Please reproduce every record, keeping each one exactly as written.

Entries provided:
......

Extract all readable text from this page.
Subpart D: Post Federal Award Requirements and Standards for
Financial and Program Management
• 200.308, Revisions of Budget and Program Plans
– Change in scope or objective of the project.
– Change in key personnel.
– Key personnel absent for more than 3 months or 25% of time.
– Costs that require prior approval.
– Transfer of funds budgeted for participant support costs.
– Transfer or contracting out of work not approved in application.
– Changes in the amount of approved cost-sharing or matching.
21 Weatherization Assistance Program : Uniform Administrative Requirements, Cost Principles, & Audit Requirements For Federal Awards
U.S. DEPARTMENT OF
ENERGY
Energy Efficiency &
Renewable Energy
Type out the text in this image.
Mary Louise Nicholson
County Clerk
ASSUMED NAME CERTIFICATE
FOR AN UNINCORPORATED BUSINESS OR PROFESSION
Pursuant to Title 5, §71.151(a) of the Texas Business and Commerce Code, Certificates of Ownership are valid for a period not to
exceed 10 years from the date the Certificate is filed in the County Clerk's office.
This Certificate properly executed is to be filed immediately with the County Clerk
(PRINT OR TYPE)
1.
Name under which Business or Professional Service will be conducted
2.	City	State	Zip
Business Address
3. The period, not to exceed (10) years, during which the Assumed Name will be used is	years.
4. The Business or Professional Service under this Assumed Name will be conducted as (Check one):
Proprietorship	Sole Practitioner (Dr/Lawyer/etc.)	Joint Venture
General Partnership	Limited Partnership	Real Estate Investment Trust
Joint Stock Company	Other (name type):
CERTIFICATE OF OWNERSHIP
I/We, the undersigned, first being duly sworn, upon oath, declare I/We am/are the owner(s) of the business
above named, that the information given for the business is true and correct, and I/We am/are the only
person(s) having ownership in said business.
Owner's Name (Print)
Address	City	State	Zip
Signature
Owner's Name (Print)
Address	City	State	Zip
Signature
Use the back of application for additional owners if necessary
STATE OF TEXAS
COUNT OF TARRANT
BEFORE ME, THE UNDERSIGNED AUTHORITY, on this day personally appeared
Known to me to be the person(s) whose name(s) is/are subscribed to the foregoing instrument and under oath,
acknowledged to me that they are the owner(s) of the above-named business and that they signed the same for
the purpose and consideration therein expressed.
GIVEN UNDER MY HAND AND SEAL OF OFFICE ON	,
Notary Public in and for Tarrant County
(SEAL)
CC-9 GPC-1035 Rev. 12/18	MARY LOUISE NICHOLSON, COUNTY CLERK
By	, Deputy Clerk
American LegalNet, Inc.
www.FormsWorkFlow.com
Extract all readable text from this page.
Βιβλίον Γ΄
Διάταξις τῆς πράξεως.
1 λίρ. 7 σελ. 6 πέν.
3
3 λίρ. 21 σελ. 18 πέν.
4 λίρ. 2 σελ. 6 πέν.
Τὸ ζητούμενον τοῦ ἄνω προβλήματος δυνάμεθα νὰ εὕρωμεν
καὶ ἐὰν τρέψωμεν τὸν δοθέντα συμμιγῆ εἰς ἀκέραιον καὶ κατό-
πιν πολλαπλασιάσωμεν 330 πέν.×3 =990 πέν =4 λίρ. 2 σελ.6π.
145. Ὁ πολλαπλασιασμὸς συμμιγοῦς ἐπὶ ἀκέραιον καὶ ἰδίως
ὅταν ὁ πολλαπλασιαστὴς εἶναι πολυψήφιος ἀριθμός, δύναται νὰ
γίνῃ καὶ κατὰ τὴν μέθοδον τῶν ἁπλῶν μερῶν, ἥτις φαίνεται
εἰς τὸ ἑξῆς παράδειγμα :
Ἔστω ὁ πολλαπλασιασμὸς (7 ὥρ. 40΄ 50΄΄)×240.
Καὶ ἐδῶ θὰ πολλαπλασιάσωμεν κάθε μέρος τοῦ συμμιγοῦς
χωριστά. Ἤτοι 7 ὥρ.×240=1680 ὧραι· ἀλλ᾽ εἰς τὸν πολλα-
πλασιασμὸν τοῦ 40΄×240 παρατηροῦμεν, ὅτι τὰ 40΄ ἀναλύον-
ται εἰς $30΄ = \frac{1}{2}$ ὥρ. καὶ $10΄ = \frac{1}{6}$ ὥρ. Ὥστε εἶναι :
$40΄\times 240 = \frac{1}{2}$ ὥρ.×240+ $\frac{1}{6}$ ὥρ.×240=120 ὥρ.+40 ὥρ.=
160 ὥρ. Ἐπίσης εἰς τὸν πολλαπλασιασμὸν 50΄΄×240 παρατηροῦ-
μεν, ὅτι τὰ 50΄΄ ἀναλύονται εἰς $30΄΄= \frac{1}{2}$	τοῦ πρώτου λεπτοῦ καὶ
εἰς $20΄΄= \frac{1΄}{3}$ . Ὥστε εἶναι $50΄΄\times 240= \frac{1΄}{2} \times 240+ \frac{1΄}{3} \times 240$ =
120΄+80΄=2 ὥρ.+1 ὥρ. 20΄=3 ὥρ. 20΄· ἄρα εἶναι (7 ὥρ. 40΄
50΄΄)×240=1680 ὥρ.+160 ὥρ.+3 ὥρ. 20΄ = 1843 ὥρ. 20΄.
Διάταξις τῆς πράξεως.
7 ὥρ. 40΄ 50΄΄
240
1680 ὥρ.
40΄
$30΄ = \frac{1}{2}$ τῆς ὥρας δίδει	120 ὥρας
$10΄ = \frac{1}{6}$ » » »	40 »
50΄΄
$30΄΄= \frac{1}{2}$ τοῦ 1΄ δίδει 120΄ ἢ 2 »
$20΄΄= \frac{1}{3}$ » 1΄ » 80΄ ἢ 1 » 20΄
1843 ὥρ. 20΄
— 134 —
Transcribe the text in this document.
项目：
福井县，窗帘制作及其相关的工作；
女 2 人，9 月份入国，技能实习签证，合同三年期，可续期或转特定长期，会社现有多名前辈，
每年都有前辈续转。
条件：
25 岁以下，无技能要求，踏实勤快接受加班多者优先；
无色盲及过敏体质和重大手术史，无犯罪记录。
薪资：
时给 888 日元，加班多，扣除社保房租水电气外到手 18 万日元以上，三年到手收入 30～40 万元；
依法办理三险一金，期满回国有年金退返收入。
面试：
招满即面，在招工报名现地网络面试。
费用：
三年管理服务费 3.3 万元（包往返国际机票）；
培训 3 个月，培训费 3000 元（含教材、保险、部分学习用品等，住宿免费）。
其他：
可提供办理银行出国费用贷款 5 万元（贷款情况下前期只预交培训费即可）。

......

Written solution:
Extract all readable text from this page.
Subpart D: Post Federal Award Requirements and Standards for
Financial and Program Management
• 200.308, Revisions of Budget and Program Plans
– Change in scope or objective of the project.
– Change in key personnel.
– Key personnel absent for more than 3 months or 25% of time.
– Costs that require prior approval.
– Transfer of funds budgeted for participant support costs.
– Transfer or contracting out of work not approved in application.
– Changes in the amount of approved cost-sharing or matching.
21 Weatherization Assistance Program : Uniform Administrative Requirements, Cost Principles, & Audit Requirements For Federal Awards
U.S. DEPARTMENT OF
ENERGY
Energy Efficiency &
Renewable Energy
Type out the text in this image.
Mary Louise Nicholson
County Clerk
ASSUMED NAME CERTIFICATE
FOR AN UNINCORPORATED BUSINESS OR PROFESSION
Pursuant to Title 5, §71.151(a) of the Texas Business and Commerce Code, Certificates of Ownership are valid for a period not to
exceed 10 years from the date the Certificate is filed in the County Clerk's office.
This Certificate properly executed is to be filed immediately with the County Clerk
(PRINT OR TYPE)
1.
Name under which Business or Professional Service will be conducted
2.	City	State	Zip
Business Address
3. The period, not to exceed (10) years, during which the Assumed Name will be used is	years.
4. The Business or Professional Service under this Assumed Name will be conducted as (Check one):
Proprietorship	Sole Practitioner (Dr/Lawyer/etc.)	Joint Venture
General Partnership	Limited Partnership	Real Estate Investment Trust
Joint Stock Company	Other (name type):
CERTIFICATE OF OWNERSHIP
I/We, the undersigned, first being duly sworn, upon oath, declare I/We am/are the owner(s) of the business
above named, that the information given for the business is true and correct, and I/We am/are the only
person(s) having ownership in said business.
Owner's Name (Print)
Address	City	State	Zip
Signature
Owner's Name (Print)
Address	City	State	Zip
Signature
Use the back of application for additional owners if necessary
STATE OF TEXAS
COUNT OF TARRANT
BEFORE ME, THE UNDERSIGNED AUTHORITY, on this day personally appeared
Known to me to be the person(s) whose name(s) is/are subscribed to the foregoing instrument and under oath,
acknowledged to me that they are the owner(s) of the above-named business and that they signed the same for
the purpose and consideration therein expressed.
GIVEN UNDER MY HAND AND SEAL OF OFFICE ON	,
Notary Public in and for Tarrant County
(SEAL)
CC-9 GPC-1035 Rev. 12/18	MARY LOUISE NICHOLSON, COUNTY CLERK
By	, Deputy Clerk
American LegalNet, Inc.
www.FormsWorkFlow.com
Extract all readable text from this page.
Βιβλίον Γ΄
Διάταξις τῆς πράξεως.
1 λίρ. 7 σελ. 6 πέν.
3
3 λίρ. 21 σελ. 18 πέν.
4 λίρ. 2 σελ. 6 πέν.
Τὸ ζητούμενον τοῦ ἄνω προβλήματος δυνάμεθα νὰ εὕρωμεν
καὶ ἐὰν τρέψωμεν τὸν δοθέντα συμμιγῆ εἰς ἀκέραιον καὶ κατό-
πιν πολλαπλασιάσωμεν 330 πέν.×3 =990 πέν =4 λίρ. 2 σελ.6π.
145. Ὁ πολλαπλασιασμὸς συμμιγοῦς ἐπὶ ἀκέραιον καὶ ἰδίως
ὅταν ὁ πολλαπλασιαστὴς εἶναι πολυψήφιος ἀριθμός, δύναται νὰ
γίνῃ καὶ κατὰ τὴν μέθοδον τῶν ἁπλῶν μερῶν, ἥτις φαίνεται
εἰς τὸ ἑξῆς παράδειγμα :
Ἔστω ὁ πολλαπλασιασμὸς (7 ὥρ. 40΄ 50΄΄)×240.
Καὶ ἐδῶ θὰ πολλαπλασιάσωμεν κάθε μέρος τοῦ συμμιγοῦς
χωριστά. Ἤτοι 7 ὥρ.×240=1680 ὧραι· ἀλλ᾽ εἰς τὸν πολλα-
πλασιασμὸν τοῦ 40΄×240 παρατηροῦμεν, ὅτι τὰ 40΄ ἀναλύον-
ται εἰς $30΄ = \frac{1}{2}$ ὥρ. καὶ $10΄ = \frac{1}{6}$ ὥρ. Ὥστε εἶναι :
$40΄\times 240 = \frac{1}{2}$ ὥρ.×240+ $\frac{1}{6}$ ὥρ.×240=120 ὥρ.+40 ὥρ.=
160 ὥρ. Ἐπίσης εἰς τὸν πολλαπλασιασμὸν 50΄΄×240 παρατηροῦ-
μεν, ὅτι τὰ 50΄΄ ἀναλύονται εἰς $30΄΄= \frac{1}{2}$	τοῦ πρώτου λεπτοῦ καὶ
εἰς $20΄΄= \frac{1΄}{3}$ . Ὥστε εἶναι $50΄΄\times 240= \frac{1΄}{2} \times 240+ \frac{1΄}{3} \times 240$ =
120΄+80΄=2 ὥρ.+1 ὥρ. 20΄=3 ὥρ. 20΄· ἄρα εἶναι (7 ὥρ. 40΄
50΄΄)×240=1680 ὥρ.+160 ὥρ.+3 ὥρ. 20΄ = 1843 ὥρ. 20΄.
Διάταξις τῆς πράξεως.
7 ὥρ. 40΄ 50΄΄
240
1680 ὥρ.
40΄
$30΄ = \frac{1}{2}$ τῆς ὥρας δίδει	120 ὥρας
$10΄ = \frac{1}{6}$ » » »	40 »
50΄΄
$30΄΄= \frac{1}{2}$ τοῦ 1΄ δίδει 120΄ ἢ 2 »
$20΄΄= \frac{1}{3}$ » 1΄ » 80΄ ἢ 1 » 20΄
1843 ὥρ. 20΄
— 134 —
Transcribe the text in this document.
项目：
福井县，窗帘制作及其相关的工作；
女 2 人，9 月份入国，技能实习签证，合同三年期，可续期或转特定长期，会社现有多名前辈，
每年都有前辈续转。
条件：
25 岁以下，无技能要求，踏实勤快接受加班多者优先；
无色盲及过敏体质和重大手术史，无犯罪记录。
薪资：
时给 888 日元，加班多，扣除社保房租水电气外到手 18 万日元以上，三年到手收入 30～40 万元；
依法办理三险一金，期满回国有年金退返收入。
面试：
招满即面，在招工报名现地网络面试。
费用：
三年管理服务费 3.3 万元（包往返国际机票）；
培训 3 个月，培训费 3000 元（含教材、保险、部分学习用品等，住宿免费）。
其他：
可提供办理银行出国费用贷款 5 万元（贷款情况下前期只预交培训费即可）。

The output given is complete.